Report how many lines in the records below contain the word "alpha". Give only the number.

§ Records:
.....
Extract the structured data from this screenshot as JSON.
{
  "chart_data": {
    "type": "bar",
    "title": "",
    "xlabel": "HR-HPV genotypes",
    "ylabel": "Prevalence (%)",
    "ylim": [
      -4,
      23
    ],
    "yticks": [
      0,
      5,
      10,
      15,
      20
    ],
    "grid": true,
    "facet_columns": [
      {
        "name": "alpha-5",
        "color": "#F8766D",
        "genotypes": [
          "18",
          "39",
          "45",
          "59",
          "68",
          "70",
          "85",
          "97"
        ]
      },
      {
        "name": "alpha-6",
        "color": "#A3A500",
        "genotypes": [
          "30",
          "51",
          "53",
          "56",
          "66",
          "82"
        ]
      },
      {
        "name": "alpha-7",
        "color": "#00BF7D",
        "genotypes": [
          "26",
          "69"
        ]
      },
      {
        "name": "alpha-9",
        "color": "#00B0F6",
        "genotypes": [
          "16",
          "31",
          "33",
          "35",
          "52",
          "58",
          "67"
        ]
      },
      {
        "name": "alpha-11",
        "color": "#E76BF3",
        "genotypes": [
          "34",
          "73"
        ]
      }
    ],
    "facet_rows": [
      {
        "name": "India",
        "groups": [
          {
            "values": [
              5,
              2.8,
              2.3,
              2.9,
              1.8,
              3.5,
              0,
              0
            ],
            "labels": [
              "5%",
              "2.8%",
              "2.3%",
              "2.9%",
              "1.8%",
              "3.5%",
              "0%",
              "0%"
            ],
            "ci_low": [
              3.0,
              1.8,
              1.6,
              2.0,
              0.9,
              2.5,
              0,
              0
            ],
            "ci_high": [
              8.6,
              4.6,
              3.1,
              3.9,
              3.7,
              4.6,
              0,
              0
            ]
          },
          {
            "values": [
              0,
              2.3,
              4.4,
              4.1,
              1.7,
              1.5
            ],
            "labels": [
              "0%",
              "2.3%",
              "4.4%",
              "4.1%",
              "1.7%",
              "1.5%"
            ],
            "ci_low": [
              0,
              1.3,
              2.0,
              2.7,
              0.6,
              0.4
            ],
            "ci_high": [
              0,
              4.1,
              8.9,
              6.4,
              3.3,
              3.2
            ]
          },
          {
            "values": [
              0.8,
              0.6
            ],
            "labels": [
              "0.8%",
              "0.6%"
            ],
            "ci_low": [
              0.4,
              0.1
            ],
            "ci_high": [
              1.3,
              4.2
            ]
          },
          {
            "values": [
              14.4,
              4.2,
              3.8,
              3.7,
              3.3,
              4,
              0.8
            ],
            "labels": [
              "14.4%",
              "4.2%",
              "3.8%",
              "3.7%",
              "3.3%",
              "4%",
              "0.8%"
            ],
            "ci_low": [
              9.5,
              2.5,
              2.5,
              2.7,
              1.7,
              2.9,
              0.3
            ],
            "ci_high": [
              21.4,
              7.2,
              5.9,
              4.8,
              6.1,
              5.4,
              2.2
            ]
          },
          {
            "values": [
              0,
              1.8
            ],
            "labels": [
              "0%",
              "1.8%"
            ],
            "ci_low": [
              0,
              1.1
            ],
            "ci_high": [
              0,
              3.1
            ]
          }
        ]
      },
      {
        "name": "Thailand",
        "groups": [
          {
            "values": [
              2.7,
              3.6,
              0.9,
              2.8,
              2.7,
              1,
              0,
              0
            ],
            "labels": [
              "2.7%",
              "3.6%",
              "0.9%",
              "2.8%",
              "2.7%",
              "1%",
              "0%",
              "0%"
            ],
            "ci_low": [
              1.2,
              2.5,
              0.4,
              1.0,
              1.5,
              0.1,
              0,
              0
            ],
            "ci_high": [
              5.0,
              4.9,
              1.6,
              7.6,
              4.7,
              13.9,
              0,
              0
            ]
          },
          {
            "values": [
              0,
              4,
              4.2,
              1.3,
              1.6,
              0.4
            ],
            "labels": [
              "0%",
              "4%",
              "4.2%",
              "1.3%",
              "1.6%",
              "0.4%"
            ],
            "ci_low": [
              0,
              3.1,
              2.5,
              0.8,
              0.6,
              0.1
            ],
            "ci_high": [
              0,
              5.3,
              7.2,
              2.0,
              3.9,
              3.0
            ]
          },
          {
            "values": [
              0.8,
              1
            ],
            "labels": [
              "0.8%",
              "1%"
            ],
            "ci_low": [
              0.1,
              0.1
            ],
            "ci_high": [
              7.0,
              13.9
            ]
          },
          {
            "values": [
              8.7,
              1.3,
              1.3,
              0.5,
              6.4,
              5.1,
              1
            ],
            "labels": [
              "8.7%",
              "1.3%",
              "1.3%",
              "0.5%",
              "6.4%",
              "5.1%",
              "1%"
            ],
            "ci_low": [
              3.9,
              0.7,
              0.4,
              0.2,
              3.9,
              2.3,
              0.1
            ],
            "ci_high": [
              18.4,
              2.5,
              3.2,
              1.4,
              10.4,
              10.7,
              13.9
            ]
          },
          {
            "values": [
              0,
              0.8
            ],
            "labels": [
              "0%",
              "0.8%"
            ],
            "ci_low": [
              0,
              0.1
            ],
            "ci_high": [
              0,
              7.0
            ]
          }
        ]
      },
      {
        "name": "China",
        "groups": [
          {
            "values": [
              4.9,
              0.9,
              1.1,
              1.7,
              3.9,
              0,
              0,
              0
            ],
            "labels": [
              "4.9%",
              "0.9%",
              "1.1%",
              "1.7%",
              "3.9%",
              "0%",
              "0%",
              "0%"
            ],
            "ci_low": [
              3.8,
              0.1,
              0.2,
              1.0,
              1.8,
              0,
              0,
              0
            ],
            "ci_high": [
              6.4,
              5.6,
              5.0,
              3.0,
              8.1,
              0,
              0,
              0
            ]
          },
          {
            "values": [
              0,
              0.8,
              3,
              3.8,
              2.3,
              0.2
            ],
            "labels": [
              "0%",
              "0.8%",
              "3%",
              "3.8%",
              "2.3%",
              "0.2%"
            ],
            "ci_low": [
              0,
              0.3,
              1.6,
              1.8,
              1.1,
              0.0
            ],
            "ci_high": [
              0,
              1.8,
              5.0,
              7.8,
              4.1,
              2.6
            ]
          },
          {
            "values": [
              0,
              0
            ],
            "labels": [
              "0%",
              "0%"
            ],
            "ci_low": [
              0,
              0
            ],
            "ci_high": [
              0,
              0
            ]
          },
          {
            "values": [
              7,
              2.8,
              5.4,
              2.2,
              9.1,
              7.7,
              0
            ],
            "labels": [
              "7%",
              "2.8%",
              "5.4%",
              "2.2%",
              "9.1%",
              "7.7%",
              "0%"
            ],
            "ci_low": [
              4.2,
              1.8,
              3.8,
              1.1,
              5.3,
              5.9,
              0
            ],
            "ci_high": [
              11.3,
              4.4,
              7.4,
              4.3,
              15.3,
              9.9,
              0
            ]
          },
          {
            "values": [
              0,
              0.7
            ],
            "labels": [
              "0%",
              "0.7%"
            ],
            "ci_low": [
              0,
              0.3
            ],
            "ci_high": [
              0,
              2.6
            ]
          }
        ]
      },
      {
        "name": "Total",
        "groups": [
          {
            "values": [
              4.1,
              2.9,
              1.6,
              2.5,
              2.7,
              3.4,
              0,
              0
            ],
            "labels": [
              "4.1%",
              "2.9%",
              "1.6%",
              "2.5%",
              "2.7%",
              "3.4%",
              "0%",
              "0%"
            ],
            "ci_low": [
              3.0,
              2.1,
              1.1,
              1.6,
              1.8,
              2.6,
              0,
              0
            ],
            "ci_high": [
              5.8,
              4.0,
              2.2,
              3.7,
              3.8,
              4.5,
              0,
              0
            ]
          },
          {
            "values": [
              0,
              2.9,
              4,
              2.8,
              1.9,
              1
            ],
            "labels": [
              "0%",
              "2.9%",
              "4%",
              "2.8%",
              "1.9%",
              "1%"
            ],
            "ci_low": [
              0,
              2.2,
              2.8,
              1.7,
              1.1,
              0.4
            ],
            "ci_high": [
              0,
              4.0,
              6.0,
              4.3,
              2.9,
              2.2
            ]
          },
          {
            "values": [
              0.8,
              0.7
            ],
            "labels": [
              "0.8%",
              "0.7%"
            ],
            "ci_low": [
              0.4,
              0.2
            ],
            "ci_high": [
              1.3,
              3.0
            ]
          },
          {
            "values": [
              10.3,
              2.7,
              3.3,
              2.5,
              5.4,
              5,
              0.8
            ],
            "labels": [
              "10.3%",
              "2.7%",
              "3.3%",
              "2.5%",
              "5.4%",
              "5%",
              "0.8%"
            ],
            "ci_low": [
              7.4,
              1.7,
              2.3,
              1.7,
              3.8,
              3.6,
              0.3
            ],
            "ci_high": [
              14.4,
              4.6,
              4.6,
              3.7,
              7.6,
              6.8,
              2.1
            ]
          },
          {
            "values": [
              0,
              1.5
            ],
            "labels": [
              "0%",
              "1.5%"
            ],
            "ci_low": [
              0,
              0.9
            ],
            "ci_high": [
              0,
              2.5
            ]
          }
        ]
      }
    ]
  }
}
.....
§ Solution to the exercise: 5